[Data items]
::::

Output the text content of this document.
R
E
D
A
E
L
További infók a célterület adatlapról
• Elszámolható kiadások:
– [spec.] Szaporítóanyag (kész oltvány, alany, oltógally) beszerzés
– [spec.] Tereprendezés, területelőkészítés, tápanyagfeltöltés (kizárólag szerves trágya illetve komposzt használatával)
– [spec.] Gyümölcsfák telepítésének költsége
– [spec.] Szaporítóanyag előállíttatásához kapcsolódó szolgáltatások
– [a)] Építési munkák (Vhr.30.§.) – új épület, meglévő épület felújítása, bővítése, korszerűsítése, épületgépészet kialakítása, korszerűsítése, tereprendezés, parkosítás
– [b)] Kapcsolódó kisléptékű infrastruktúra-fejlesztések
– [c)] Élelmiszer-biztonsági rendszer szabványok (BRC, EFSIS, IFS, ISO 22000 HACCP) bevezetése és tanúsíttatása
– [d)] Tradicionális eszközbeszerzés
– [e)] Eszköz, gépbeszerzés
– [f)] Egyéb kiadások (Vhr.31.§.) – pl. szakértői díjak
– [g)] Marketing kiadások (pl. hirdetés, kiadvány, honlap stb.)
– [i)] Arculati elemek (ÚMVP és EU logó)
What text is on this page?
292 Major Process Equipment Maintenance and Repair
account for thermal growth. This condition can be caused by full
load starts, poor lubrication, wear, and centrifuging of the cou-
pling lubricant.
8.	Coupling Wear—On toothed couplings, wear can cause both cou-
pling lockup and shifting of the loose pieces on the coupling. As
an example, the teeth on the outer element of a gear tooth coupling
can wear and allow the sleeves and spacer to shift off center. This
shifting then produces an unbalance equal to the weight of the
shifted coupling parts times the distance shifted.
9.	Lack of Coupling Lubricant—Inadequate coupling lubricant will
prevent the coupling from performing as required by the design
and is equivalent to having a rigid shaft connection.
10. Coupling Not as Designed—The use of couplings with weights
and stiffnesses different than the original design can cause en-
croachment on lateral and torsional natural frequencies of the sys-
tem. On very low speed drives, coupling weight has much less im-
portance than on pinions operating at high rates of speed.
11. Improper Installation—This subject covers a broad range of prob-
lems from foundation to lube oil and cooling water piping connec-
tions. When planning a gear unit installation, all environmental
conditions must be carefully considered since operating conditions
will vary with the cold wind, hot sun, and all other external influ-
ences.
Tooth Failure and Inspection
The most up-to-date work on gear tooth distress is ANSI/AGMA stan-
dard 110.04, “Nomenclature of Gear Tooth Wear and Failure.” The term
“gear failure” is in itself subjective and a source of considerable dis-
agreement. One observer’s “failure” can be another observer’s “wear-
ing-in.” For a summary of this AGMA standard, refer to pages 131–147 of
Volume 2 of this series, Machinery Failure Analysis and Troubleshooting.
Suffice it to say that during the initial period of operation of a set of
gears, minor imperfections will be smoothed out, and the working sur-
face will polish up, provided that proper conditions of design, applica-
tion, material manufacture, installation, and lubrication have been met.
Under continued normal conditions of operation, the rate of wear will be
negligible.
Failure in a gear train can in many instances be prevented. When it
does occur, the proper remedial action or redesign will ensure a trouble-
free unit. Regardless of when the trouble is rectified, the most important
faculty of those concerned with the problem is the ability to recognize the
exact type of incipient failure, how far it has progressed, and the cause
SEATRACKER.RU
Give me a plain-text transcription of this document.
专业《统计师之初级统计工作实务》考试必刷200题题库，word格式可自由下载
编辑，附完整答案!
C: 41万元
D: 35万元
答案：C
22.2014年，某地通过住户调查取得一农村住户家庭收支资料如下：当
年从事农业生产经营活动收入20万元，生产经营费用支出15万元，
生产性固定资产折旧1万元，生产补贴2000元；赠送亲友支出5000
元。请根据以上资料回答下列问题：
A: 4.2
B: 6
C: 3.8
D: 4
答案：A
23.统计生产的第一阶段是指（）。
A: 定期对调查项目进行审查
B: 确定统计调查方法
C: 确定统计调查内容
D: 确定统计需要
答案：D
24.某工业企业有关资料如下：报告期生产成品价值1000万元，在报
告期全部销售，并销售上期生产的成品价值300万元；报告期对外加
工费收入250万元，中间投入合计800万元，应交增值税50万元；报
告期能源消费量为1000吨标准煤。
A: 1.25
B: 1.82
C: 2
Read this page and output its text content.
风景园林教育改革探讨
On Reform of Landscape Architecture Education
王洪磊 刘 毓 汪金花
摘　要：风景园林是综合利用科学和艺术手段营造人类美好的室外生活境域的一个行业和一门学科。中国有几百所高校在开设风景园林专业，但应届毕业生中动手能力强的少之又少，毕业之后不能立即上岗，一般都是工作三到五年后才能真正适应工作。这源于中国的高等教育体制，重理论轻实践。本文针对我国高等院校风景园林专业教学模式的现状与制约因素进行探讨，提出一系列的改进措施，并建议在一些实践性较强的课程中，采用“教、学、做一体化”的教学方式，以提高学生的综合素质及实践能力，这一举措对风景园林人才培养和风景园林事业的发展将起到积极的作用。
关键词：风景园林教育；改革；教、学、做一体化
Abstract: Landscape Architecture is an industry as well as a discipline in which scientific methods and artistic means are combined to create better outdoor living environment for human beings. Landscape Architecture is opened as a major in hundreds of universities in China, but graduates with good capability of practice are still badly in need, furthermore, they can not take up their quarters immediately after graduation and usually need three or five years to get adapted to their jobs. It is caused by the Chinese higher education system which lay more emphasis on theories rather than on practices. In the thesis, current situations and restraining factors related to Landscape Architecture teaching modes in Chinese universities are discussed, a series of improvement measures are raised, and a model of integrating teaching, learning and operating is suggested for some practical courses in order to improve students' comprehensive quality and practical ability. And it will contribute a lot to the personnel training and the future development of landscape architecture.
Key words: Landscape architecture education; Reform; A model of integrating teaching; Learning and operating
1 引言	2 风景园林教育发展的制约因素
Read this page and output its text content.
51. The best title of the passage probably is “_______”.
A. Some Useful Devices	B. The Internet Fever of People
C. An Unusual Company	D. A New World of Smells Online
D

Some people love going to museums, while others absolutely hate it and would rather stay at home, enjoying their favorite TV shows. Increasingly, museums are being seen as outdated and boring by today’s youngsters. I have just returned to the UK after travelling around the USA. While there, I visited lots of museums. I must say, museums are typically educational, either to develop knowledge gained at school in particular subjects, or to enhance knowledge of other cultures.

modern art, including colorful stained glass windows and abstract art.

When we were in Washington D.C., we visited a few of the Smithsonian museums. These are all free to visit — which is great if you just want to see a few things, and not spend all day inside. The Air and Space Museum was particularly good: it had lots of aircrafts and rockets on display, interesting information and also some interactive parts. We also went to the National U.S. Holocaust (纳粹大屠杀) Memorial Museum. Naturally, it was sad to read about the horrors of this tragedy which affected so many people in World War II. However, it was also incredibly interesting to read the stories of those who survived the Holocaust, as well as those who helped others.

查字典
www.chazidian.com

::::

▶ _GIVEN PROBLEM_: All of the lines above must be returned exactly.

▶ _PROBLEM SOLUTION_:
Output the text content of this document.
R
E
D
A
E
L
További infók a célterület adatlapról
• Elszámolható kiadások:
– [spec.] Szaporítóanyag (kész oltvány, alany, oltógally) beszerzés
– [spec.] Tereprendezés, területelőkészítés, tápanyagfeltöltés (kizárólag szerves trágya illetve komposzt használatával)
– [spec.] Gyümölcsfák telepítésének költsége
– [spec.] Szaporítóanyag előállíttatásához kapcsolódó szolgáltatások
– [a)] Építési munkák (Vhr.30.§.) – új épület, meglévő épület felújítása, bővítése, korszerűsítése, épületgépészet kialakítása, korszerűsítése, tereprendezés, parkosítás
– [b)] Kapcsolódó kisléptékű infrastruktúra-fejlesztések
– [c)] Élelmiszer-biztonsági rendszer szabványok (BRC, EFSIS, IFS, ISO 22000 HACCP) bevezetése és tanúsíttatása
– [d)] Tradicionális eszközbeszerzés
– [e)] Eszköz, gépbeszerzés
– [f)] Egyéb kiadások (Vhr.31.§.) – pl. szakértői díjak
– [g)] Marketing kiadások (pl. hirdetés, kiadvány, honlap stb.)
– [i)] Arculati elemek (ÚMVP és EU logó)
What text is on this page?
292 Major Process Equipment Maintenance and Repair
account for thermal growth. This condition can be caused by full
load starts, poor lubrication, wear, and centrifuging of the cou-
pling lubricant.
8.	Coupling Wear—On toothed couplings, wear can cause both cou-
pling lockup and shifting of the loose pieces on the coupling. As
an example, the teeth on the outer element of a gear tooth coupling
can wear and allow the sleeves and spacer to shift off center. This
shifting then produces an unbalance equal to the weight of the
shifted coupling parts times the distance shifted.
9.	Lack of Coupling Lubricant—Inadequate coupling lubricant will
prevent the coupling from performing as required by the design
and is equivalent to having a rigid shaft connection.
10. Coupling Not as Designed—The use of couplings with weights
and stiffnesses different than the original design can cause en-
croachment on lateral and torsional natural frequencies of the sys-
tem. On very low speed drives, coupling weight has much less im-
portance than on pinions operating at high rates of speed.
11. Improper Installation—This subject covers a broad range of prob-
lems from foundation to lube oil and cooling water piping connec-
tions. When planning a gear unit installation, all environmental
conditions must be carefully considered since operating conditions
will vary with the cold wind, hot sun, and all other external influ-
ences.
Tooth Failure and Inspection
The most up-to-date work on gear tooth distress is ANSI/AGMA stan-
dard 110.04, “Nomenclature of Gear Tooth Wear and Failure.” The term
“gear failure” is in itself subjective and a source of considerable dis-
agreement. One observer’s “failure” can be another observer’s “wear-
ing-in.” For a summary of this AGMA standard, refer to pages 131–147 of
Volume 2 of this series, Machinery Failure Analysis and Troubleshooting.
Suffice it to say that during the initial period of operation of a set of
gears, minor imperfections will be smoothed out, and the working sur-
face will polish up, provided that proper conditions of design, applica-
tion, material manufacture, installation, and lubrication have been met.
Under continued normal conditions of operation, the rate of wear will be
negligible.
Failure in a gear train can in many instances be prevented. When it
does occur, the proper remedial action or redesign will ensure a trouble-
free unit. Regardless of when the trouble is rectified, the most important
faculty of those concerned with the problem is the ability to recognize the
exact type of incipient failure, how far it has progressed, and the cause
SEATRACKER.RU
Give me a plain-text transcription of this document.
专业《统计师之初级统计工作实务》考试必刷200题题库，word格式可自由下载
编辑，附完整答案!
C: 41万元
D: 35万元
答案：C
22.2014年，某地通过住户调查取得一农村住户家庭收支资料如下：当
年从事农业生产经营活动收入20万元，生产经营费用支出15万元，
生产性固定资产折旧1万元，生产补贴2000元；赠送亲友支出5000
元。请根据以上资料回答下列问题：
A: 4.2
B: 6
C: 3.8
D: 4
答案：A
23.统计生产的第一阶段是指（）。
A: 定期对调查项目进行审查
B: 确定统计调查方法
C: 确定统计调查内容
D: 确定统计需要
答案：D
24.某工业企业有关资料如下：报告期生产成品价值1000万元，在报
告期全部销售，并销售上期生产的成品价值300万元；报告期对外加
工费收入250万元，中间投入合计800万元，应交增值税50万元；报
告期能源消费量为1000吨标准煤。
A: 1.25
B: 1.82
C: 2
Read this page and output its text content.
风景园林教育改革探讨
On Reform of Landscape Architecture Education
王洪磊 刘 毓 汪金花
摘　要：风景园林是综合利用科学和艺术手段营造人类美好的室外生活境域的一个行业和一门学科。中国有几百所高校在开设风景园林专业，但应届毕业生中动手能力强的少之又少，毕业之后不能立即上岗，一般都是工作三到五年后才能真正适应工作。这源于中国的高等教育体制，重理论轻实践。本文针对我国高等院校风景园林专业教学模式的现状与制约因素进行探讨，提出一系列的改进措施，并建议在一些实践性较强的课程中，采用“教、学、做一体化”的教学方式，以提高学生的综合素质及实践能力，这一举措对风景园林人才培养和风景园林事业的发展将起到积极的作用。
关键词：风景园林教育；改革；教、学、做一体化
Abstract: Landscape Architecture is an industry as well as a discipline in which scientific methods and artistic means are combined to create better outdoor living environment for human beings. Landscape Architecture is opened as a major in hundreds of universities in China, but graduates with good capability of practice are still badly in need, furthermore, they can not take up their quarters immediately after graduation and usually need three or five years to get adapted to their jobs. It is caused by the Chinese higher education system which lay more emphasis on theories rather than on practices. In the thesis, current situations and restraining factors related to Landscape Architecture teaching modes in Chinese universities are discussed, a series of improvement measures are raised, and a model of integrating teaching, learning and operating is suggested for some practical courses in order to improve students' comprehensive quality and practical ability. And it will contribute a lot to the personnel training and the future development of landscape architecture.
Key words: Landscape architecture education; Reform; A model of integrating teaching; Learning and operating
1 引言	2 风景园林教育发展的制约因素
Read this page and output its text content.
51. The best title of the passage probably is “_______”.
A. Some Useful Devices	B. The Internet Fever of People
C. An Unusual Company	D. A New World of Smells Online
D

Some people love going to museums, while others absolutely hate it and would rather stay at home, enjoying their favorite TV shows. Increasingly, museums are being seen as outdated and boring by today’s youngsters. I have just returned to the UK after travelling around the USA. While there, I visited lots of museums. I must say, museums are typically educational, either to develop knowledge gained at school in particular subjects, or to enhance knowledge of other cultures.

modern art, including colorful stained glass windows and abstract art.

When we were in Washington D.C., we visited a few of the Smithsonian museums. These are all free to visit — which is great if you just want to see a few things, and not spend all day inside. The Air and Space Museum was particularly good: it had lots of aircrafts and rockets on display, interesting information and also some interactive parts. We also went to the National U.S. Holocaust (纳粹大屠杀) Memorial Museum. Naturally, it was sad to read about the horrors of this tragedy which affected so many people in World War II. However, it was also incredibly interesting to read the stories of those who survived the Holocaust, as well as those who helped others.

查字典
www.chazidian.com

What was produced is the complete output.